* Goal of the exercise
Search the data for the string "graves" and extract every line where it appears.

Material for the task: Begin

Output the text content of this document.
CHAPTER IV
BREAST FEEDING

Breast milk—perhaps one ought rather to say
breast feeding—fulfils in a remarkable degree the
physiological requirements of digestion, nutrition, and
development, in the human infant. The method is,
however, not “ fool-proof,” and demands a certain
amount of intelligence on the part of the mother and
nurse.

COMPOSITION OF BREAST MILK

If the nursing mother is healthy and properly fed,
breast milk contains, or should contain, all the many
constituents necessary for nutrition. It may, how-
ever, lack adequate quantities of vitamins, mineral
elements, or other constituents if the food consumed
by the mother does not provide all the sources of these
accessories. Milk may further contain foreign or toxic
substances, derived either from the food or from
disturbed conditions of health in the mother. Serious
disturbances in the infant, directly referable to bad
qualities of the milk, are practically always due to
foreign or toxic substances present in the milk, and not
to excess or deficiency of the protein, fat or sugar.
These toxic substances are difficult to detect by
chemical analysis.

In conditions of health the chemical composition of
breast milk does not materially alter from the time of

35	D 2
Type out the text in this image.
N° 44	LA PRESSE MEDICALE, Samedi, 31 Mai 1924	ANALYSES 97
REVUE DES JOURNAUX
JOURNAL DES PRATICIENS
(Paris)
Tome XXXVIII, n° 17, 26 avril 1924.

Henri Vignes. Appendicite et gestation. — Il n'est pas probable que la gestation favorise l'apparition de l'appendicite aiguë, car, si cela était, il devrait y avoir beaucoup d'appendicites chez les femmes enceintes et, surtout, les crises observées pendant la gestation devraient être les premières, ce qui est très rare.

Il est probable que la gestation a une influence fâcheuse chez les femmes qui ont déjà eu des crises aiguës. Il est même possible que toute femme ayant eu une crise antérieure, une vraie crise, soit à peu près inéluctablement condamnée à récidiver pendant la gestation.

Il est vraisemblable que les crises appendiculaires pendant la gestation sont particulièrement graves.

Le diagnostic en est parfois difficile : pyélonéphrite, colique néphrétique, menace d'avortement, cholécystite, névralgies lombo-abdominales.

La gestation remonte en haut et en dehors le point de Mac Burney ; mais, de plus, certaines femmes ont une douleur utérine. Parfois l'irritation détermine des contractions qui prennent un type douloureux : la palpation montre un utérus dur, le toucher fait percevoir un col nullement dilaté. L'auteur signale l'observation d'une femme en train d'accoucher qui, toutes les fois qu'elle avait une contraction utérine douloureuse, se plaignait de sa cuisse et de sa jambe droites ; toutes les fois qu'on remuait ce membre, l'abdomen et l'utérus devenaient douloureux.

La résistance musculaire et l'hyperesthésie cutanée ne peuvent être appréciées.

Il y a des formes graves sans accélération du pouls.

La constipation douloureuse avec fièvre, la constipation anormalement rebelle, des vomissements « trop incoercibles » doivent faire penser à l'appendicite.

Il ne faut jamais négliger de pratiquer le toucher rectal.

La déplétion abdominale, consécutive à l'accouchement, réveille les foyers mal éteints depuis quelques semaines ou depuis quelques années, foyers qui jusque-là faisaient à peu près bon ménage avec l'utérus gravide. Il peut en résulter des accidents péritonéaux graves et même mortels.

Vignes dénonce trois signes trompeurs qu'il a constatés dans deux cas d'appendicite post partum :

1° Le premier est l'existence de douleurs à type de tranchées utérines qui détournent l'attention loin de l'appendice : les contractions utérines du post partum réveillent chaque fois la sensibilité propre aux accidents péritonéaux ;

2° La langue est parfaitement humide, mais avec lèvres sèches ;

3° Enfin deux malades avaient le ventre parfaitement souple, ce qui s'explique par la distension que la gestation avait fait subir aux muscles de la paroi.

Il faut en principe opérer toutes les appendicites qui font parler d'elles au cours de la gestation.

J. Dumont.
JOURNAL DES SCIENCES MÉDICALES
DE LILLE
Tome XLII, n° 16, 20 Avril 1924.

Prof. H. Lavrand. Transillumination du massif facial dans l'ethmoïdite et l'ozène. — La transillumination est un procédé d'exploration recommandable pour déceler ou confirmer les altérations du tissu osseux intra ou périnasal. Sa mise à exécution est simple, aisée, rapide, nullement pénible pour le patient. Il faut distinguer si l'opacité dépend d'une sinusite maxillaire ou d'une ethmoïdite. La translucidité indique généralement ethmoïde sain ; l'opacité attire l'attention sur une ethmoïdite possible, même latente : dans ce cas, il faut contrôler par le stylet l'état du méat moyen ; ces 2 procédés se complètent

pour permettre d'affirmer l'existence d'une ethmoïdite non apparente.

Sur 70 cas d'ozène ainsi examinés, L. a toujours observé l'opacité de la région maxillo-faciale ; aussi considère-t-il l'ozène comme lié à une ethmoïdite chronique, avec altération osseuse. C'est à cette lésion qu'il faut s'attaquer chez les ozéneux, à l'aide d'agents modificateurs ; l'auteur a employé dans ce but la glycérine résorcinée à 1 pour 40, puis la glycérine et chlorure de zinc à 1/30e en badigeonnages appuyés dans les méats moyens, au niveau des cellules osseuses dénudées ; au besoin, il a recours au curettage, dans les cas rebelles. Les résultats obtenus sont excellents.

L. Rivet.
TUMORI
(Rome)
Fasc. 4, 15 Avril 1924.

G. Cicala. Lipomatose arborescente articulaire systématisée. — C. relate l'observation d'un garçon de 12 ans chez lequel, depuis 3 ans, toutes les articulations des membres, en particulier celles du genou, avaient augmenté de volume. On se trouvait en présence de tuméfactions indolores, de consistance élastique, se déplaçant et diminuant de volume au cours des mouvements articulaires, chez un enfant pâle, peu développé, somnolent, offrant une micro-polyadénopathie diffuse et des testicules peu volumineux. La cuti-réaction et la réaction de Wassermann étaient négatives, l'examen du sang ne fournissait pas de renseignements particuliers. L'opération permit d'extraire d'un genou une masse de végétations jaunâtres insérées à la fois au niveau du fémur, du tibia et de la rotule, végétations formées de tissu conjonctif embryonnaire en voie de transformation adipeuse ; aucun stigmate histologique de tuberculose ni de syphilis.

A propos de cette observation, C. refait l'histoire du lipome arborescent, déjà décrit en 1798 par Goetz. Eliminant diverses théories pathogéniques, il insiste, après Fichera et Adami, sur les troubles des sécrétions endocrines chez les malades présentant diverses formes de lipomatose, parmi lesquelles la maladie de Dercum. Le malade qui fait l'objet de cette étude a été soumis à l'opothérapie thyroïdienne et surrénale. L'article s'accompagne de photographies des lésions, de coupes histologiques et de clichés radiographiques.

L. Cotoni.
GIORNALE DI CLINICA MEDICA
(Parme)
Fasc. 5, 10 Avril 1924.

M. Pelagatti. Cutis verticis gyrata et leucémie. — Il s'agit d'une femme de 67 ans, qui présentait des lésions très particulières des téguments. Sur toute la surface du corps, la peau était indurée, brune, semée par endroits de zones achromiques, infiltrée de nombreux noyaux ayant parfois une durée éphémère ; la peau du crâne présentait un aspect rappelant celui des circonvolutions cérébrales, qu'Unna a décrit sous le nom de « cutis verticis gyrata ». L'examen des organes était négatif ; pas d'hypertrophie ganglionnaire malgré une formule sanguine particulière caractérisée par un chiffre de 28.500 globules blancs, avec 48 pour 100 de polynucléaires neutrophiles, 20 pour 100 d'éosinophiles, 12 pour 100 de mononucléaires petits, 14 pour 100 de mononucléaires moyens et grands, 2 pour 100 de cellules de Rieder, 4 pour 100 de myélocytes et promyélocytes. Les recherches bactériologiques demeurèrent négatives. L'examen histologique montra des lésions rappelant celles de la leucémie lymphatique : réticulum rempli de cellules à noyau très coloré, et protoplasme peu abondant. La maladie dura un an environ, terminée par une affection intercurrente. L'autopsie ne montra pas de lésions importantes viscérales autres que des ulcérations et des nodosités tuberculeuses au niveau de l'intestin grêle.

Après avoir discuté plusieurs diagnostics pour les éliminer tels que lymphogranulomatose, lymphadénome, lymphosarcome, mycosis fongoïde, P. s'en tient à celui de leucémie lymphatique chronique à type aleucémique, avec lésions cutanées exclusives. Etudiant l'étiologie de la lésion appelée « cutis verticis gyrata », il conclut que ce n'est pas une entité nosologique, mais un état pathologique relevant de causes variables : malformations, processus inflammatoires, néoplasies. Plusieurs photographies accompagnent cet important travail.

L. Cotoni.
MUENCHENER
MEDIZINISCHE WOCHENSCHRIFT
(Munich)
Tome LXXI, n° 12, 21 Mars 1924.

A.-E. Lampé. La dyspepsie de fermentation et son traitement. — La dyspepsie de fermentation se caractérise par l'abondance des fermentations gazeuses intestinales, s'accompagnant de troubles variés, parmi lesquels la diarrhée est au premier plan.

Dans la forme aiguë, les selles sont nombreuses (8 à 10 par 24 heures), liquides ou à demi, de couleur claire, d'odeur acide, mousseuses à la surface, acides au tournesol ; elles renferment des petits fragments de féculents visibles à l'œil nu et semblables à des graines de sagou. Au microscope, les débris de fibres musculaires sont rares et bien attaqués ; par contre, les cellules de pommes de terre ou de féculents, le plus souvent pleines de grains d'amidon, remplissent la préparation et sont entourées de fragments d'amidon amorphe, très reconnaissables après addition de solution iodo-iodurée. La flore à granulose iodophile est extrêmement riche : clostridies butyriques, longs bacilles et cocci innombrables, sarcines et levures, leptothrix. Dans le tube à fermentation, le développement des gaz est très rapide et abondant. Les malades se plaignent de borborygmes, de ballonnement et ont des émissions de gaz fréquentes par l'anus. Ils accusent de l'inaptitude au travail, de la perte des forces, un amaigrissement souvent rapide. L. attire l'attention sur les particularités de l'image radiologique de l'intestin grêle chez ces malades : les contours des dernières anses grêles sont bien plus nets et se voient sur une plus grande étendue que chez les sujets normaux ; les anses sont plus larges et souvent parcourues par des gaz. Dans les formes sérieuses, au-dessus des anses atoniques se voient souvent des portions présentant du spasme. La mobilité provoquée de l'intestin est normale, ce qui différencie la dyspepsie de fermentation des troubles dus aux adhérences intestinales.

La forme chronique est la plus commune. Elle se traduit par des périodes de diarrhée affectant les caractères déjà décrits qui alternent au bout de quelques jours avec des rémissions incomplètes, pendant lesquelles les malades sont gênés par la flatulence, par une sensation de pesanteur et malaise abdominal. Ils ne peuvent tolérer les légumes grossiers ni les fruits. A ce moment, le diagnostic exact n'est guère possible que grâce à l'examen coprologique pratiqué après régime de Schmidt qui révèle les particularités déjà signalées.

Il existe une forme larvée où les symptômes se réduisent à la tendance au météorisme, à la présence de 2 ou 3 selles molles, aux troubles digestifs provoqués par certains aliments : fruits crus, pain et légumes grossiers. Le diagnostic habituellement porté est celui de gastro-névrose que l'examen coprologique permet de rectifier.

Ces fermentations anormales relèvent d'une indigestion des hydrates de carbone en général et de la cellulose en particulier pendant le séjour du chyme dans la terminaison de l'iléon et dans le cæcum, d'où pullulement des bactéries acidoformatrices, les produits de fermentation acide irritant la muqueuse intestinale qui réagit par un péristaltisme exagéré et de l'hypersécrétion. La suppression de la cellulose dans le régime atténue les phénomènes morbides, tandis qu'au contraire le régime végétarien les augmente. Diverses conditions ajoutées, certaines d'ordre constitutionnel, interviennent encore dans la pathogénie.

Material for the task: End

* Written solution
Il est vraisemblable que les crises appendiculaires pendant la gestation sont particulièrement graves.
Il y a des formes graves sans accélération du pouls.
La déplétion abdominale, consécutive à l'accouchement, réveille les foyers mal éteints depuis quelques semaines ou depuis quelques années, foyers qui jusque-là faisaient à peu près bon ménage avec l'utérus gravide. Il peut en résulter des accidents péritonéaux graves et même mortels.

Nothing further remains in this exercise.